Chart and figure data:
---*---

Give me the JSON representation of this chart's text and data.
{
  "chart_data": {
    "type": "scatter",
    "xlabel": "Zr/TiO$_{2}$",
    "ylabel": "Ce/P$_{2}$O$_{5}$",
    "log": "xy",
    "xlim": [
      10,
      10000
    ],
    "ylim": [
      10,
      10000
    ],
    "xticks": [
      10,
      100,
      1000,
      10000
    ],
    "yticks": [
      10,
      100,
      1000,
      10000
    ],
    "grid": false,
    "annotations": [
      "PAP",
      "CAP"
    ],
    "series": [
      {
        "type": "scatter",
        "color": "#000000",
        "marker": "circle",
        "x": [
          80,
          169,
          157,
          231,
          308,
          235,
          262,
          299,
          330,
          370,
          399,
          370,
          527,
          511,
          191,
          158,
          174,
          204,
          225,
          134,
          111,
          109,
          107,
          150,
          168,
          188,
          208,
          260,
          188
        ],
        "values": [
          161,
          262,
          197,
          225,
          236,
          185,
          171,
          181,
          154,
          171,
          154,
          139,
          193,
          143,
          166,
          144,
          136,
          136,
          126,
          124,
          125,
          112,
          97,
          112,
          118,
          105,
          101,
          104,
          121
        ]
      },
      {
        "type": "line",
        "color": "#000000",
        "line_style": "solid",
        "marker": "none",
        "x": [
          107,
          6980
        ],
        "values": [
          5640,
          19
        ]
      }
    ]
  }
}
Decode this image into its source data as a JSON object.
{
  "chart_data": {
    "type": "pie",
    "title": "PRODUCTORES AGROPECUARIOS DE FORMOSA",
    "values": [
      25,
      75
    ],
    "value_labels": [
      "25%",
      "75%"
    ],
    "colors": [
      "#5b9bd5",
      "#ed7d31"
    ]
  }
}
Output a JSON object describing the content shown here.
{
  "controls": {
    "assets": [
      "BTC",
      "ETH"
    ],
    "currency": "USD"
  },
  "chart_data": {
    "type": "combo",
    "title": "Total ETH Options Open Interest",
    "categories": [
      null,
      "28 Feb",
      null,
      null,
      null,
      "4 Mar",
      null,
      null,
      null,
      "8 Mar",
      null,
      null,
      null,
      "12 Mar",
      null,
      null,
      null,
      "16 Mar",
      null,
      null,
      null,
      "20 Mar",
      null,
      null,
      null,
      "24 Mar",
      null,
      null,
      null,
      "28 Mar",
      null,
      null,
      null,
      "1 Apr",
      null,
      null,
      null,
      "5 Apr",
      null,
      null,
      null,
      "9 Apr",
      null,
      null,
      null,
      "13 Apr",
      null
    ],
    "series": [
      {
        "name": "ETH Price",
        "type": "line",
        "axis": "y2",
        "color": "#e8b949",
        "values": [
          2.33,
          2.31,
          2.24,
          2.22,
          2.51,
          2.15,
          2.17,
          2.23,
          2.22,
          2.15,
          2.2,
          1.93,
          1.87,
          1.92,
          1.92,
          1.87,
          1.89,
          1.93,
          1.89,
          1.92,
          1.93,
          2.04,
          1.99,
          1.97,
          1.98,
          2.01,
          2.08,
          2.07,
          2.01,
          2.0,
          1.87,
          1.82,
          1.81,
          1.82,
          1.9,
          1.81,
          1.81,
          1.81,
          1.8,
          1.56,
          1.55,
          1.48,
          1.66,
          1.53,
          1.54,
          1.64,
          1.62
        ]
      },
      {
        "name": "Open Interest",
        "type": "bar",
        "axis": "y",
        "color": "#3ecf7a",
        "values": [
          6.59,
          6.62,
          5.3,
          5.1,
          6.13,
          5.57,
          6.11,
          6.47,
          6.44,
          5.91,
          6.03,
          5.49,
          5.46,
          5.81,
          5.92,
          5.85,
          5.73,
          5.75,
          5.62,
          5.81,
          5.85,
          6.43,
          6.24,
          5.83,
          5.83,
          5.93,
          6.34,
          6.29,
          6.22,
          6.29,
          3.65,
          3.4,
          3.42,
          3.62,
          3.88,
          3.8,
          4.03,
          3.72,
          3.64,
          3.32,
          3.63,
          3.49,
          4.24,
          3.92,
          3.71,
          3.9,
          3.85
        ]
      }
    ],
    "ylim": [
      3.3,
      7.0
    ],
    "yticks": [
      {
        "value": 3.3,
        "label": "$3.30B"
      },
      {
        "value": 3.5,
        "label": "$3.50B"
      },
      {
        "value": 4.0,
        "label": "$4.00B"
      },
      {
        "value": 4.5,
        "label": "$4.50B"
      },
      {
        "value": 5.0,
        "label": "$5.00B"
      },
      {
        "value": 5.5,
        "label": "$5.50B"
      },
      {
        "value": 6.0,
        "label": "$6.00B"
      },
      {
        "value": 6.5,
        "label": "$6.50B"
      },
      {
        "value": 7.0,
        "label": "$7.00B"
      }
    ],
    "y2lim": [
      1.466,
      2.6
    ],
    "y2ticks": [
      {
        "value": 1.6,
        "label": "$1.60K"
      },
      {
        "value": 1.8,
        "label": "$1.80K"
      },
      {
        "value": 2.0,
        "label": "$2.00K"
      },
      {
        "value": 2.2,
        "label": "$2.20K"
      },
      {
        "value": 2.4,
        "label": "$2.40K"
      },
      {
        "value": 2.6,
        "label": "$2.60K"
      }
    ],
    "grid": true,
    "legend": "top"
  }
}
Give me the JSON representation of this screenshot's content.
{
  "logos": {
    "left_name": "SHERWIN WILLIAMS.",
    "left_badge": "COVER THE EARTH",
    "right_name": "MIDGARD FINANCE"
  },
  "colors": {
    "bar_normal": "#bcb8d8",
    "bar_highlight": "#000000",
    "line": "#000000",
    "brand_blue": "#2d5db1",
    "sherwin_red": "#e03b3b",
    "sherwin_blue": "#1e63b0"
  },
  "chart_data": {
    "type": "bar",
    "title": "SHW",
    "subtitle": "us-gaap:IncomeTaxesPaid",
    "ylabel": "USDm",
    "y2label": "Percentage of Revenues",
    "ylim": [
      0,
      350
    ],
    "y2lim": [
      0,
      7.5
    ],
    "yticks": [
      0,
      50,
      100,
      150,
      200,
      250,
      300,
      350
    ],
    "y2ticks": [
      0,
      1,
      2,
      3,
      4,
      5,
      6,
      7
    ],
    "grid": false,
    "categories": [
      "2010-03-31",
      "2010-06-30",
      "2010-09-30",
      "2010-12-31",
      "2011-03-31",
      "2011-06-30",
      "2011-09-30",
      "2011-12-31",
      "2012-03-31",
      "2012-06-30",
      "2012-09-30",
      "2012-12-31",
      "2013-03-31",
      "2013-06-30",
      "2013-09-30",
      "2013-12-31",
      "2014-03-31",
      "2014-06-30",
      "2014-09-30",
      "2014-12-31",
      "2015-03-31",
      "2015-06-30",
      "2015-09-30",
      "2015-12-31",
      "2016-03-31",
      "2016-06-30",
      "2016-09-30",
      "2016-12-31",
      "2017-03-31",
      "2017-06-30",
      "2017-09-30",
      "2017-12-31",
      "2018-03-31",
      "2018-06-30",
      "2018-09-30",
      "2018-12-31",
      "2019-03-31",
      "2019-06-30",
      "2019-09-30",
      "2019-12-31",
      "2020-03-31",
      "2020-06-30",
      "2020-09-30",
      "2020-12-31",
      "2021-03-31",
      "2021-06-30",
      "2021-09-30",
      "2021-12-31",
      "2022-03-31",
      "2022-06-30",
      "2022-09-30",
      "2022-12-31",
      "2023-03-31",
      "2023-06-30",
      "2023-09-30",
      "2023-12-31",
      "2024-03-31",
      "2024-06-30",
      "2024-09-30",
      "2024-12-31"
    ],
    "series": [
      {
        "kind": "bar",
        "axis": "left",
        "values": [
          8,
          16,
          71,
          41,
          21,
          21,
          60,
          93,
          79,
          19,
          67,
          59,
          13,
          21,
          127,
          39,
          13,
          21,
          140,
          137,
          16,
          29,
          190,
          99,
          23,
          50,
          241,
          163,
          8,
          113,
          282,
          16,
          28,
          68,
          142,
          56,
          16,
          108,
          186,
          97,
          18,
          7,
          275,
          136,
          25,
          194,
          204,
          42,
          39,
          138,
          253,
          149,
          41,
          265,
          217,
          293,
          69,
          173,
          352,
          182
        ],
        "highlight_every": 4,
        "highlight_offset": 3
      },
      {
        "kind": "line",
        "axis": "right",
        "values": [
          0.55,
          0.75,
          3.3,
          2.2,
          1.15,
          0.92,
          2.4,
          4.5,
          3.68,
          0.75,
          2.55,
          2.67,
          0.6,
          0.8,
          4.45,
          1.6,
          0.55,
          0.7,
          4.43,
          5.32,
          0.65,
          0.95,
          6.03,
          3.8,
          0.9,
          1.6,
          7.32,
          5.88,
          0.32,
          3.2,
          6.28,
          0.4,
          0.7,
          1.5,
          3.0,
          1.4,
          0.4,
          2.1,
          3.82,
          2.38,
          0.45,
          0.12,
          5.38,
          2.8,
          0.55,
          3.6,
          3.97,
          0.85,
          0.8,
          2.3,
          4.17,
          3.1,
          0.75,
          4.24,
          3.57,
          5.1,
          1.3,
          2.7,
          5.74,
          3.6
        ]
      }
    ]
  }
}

---*---

**TASK DETAILS**
Tally the lines above that contain the word "Interest", and reply with only the number.

**EXPECTED OUTPUT**
2